* _Work instructions_
Copy each line below in which the string "desc" occurs.

* _The records_
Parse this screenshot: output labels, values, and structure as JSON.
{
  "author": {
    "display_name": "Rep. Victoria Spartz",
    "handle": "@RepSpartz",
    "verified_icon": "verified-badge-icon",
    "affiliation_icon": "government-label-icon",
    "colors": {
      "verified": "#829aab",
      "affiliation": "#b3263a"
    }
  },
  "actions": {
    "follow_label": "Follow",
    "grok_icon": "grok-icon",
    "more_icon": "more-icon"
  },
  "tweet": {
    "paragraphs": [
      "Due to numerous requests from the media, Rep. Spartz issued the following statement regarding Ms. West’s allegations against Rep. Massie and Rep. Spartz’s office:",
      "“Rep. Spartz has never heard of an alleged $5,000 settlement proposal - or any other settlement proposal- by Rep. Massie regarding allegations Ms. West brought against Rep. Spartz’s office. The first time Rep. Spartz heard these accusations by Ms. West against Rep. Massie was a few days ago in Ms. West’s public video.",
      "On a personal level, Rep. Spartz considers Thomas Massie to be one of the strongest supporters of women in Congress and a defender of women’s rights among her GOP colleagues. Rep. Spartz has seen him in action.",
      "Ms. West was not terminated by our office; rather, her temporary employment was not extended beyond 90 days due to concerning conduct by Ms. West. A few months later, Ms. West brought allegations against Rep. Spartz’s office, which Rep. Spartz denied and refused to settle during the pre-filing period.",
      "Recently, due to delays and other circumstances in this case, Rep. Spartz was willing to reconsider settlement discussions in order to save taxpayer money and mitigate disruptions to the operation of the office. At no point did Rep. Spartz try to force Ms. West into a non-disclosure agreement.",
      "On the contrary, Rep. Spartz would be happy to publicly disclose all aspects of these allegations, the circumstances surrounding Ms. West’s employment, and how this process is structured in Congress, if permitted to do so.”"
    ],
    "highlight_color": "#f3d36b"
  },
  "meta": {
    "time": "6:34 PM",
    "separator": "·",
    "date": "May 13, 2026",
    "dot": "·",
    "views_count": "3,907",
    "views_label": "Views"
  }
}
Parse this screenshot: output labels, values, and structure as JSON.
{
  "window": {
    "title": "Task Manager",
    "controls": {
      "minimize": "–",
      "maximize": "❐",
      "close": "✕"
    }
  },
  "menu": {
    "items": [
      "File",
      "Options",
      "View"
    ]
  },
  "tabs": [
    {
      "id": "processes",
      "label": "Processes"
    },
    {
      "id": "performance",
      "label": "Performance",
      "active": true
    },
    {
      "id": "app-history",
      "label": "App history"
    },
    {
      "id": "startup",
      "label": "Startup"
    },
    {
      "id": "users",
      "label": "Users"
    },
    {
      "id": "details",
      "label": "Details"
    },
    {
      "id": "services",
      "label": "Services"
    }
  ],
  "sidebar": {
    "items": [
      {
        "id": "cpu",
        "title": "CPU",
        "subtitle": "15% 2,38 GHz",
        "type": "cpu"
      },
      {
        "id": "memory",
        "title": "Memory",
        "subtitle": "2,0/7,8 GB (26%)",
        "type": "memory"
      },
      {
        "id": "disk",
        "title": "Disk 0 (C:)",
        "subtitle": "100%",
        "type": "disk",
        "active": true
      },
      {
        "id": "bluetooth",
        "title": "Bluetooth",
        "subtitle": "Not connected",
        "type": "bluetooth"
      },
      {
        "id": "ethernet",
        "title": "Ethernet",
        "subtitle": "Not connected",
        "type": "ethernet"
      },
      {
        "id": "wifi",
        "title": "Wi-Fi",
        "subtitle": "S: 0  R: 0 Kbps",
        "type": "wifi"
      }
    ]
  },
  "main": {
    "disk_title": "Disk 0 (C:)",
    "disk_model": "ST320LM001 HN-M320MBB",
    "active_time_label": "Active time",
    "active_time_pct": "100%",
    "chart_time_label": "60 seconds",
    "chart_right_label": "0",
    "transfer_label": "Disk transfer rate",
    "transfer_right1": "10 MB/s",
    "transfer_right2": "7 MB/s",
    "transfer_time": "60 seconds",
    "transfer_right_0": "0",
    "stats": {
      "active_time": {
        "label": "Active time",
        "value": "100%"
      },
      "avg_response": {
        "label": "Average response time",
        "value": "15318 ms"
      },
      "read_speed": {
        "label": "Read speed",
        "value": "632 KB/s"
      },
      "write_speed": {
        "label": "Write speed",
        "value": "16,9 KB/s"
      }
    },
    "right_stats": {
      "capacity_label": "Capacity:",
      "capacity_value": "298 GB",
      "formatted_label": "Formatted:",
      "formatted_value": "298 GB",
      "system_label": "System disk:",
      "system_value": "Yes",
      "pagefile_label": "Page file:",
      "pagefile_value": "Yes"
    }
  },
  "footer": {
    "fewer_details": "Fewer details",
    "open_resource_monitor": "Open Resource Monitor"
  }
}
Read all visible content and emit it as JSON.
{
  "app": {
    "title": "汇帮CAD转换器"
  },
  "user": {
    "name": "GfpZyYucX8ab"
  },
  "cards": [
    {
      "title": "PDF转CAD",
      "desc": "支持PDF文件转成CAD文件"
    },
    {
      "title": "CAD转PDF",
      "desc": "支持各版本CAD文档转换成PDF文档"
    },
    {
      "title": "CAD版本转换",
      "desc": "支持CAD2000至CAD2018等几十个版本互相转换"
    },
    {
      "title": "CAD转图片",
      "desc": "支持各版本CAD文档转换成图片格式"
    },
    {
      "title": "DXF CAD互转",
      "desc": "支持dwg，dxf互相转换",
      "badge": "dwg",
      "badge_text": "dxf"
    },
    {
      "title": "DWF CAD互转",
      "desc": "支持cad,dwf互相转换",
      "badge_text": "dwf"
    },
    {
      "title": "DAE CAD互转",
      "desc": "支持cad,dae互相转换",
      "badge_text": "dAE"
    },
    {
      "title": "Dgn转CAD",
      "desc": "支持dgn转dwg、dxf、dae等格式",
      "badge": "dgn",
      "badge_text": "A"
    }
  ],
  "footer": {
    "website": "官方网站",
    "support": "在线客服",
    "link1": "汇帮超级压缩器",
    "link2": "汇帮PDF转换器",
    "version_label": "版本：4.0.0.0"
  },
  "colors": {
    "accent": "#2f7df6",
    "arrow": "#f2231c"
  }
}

* _Exercise response_
      "desc": "支持PDF文件转成CAD文件"
      "desc": "支持各版本CAD文档转换成PDF文档"
      "desc": "支持CAD2000至CAD2018等几十个版本互相转换"
      "desc": "支持各版本CAD文档转换成图片格式"
      "desc": "支持dwg，dxf互相转换",
      "desc": "支持cad,dwf互相转换",
      "desc": "支持cad,dae互相转换",
      "desc": "支持dgn转dwg、dxf、dae等格式",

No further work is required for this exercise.